*Exercise*:
Filter for the word "Distributed" and keep each matching line.
=-=-=
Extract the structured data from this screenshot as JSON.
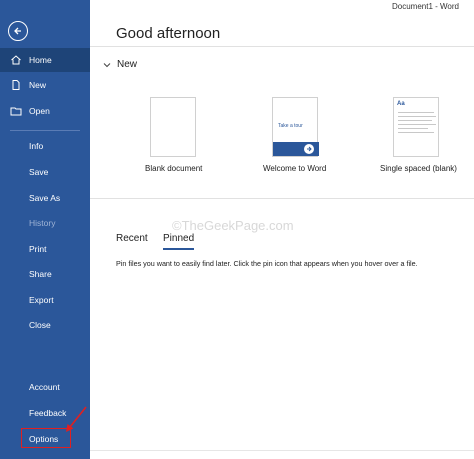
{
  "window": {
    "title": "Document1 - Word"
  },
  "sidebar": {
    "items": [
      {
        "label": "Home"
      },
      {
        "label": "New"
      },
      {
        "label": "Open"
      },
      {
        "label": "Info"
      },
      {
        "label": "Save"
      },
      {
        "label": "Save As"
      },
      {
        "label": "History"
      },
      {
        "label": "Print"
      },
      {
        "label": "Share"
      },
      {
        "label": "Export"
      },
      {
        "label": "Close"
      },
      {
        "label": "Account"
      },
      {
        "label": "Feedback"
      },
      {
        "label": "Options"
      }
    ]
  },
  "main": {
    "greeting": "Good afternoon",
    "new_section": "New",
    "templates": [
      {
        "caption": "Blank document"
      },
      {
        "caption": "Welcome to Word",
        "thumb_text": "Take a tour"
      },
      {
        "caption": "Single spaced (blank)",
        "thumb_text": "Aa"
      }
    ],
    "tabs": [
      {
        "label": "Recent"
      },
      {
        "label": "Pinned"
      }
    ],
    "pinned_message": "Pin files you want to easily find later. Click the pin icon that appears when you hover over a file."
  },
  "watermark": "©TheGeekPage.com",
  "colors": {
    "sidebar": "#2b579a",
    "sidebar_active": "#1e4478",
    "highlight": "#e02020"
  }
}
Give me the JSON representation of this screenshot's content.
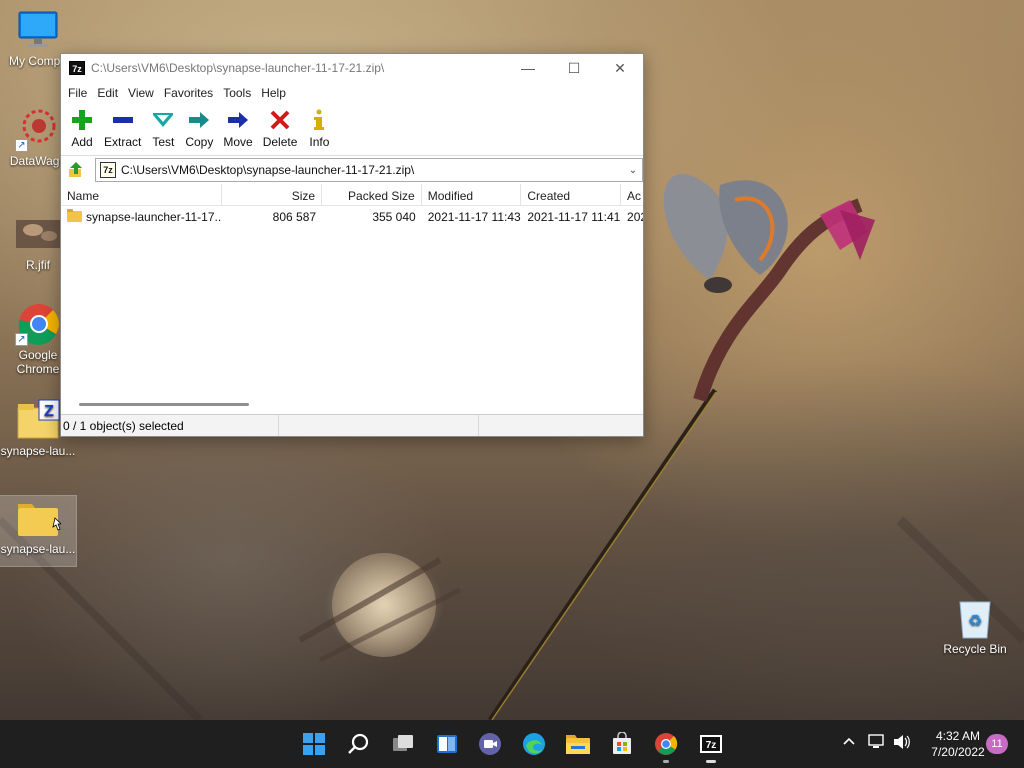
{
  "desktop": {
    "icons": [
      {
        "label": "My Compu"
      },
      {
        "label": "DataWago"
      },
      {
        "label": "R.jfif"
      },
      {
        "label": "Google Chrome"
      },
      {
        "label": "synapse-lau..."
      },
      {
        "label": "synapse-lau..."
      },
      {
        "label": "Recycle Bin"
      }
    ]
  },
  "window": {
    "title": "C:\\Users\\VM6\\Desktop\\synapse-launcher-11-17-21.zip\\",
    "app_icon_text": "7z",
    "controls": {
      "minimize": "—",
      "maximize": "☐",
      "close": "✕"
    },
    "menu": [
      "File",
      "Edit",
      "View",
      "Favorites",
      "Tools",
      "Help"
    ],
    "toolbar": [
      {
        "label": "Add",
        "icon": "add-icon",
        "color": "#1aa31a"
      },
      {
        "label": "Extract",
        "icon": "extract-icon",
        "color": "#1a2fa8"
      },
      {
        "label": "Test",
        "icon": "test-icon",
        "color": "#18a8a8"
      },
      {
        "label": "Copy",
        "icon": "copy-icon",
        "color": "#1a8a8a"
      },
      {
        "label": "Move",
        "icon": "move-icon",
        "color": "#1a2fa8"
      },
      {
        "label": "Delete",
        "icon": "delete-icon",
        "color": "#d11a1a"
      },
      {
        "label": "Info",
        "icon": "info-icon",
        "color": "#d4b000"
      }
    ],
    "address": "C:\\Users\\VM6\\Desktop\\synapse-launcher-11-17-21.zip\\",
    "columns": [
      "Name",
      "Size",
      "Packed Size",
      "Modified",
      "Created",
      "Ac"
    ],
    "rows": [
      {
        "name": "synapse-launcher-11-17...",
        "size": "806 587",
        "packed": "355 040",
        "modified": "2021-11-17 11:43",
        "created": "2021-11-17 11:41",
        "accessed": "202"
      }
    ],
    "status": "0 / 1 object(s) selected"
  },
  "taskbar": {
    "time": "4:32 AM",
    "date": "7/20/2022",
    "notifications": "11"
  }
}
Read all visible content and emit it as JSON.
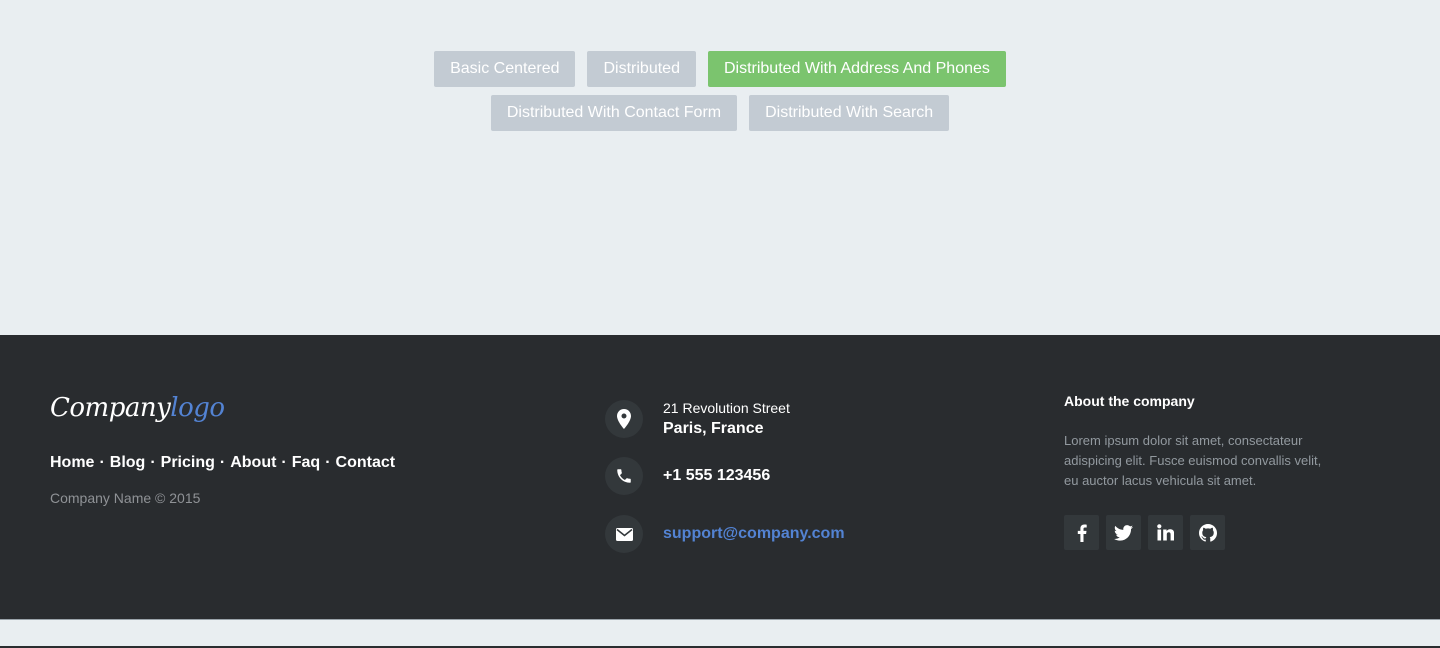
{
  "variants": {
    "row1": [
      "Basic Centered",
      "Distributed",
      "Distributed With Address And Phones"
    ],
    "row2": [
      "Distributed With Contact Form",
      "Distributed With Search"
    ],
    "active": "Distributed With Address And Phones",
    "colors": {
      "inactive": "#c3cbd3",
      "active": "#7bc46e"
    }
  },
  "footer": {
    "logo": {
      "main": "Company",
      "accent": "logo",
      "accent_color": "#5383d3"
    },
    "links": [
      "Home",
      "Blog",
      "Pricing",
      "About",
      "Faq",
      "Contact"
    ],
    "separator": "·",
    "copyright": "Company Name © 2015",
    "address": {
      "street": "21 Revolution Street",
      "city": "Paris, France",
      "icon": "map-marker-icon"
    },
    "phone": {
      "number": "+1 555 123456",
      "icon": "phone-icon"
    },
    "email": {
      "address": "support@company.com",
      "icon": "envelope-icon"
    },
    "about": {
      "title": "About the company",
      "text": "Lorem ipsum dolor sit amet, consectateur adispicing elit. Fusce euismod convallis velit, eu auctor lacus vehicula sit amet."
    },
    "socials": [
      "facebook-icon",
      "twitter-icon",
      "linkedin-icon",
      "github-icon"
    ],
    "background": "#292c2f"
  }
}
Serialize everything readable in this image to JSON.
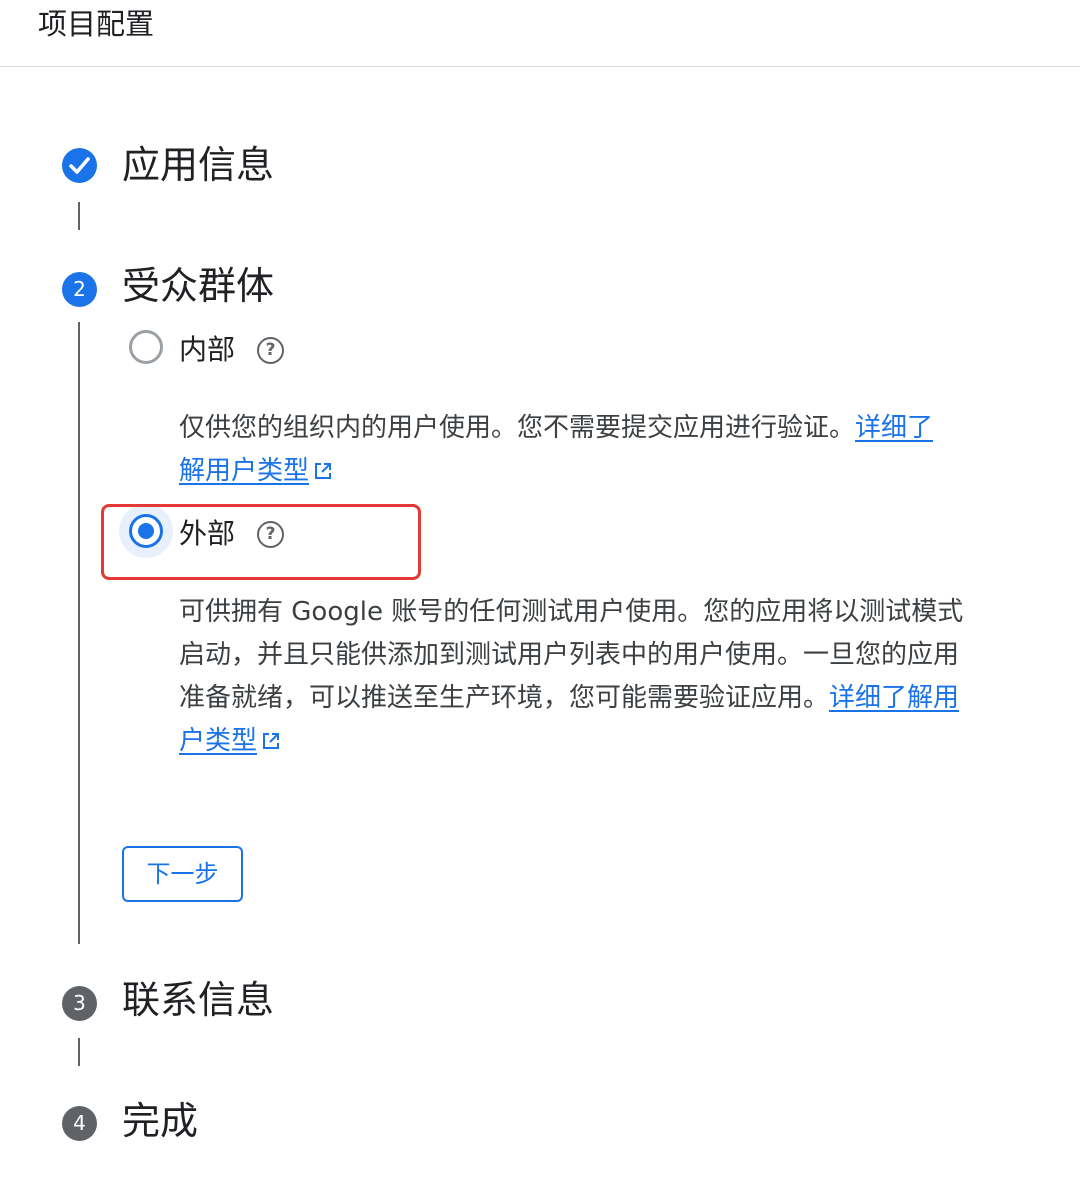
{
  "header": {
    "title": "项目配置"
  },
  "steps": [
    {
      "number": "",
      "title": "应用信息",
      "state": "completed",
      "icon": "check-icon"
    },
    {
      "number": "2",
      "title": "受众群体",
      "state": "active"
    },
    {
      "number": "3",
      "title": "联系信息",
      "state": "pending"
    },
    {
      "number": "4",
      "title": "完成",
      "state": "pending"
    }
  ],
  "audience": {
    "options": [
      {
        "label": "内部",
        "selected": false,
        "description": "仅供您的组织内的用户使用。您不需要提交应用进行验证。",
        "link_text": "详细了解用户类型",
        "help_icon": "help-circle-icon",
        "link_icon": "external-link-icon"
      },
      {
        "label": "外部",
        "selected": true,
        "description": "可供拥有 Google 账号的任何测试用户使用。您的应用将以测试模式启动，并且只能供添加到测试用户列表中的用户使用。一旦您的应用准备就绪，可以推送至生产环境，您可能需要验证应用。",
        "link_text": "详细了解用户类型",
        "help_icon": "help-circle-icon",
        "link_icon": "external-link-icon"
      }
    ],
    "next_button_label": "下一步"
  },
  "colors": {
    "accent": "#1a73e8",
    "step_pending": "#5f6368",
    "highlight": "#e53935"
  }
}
=-=-=
*Result of this task*:
      "Distributed",
      "Distributed With Address And Phones"
      "Distributed With Contact Form",
      "Distributed With Search"
    "active": "Distributed With Address And Phones",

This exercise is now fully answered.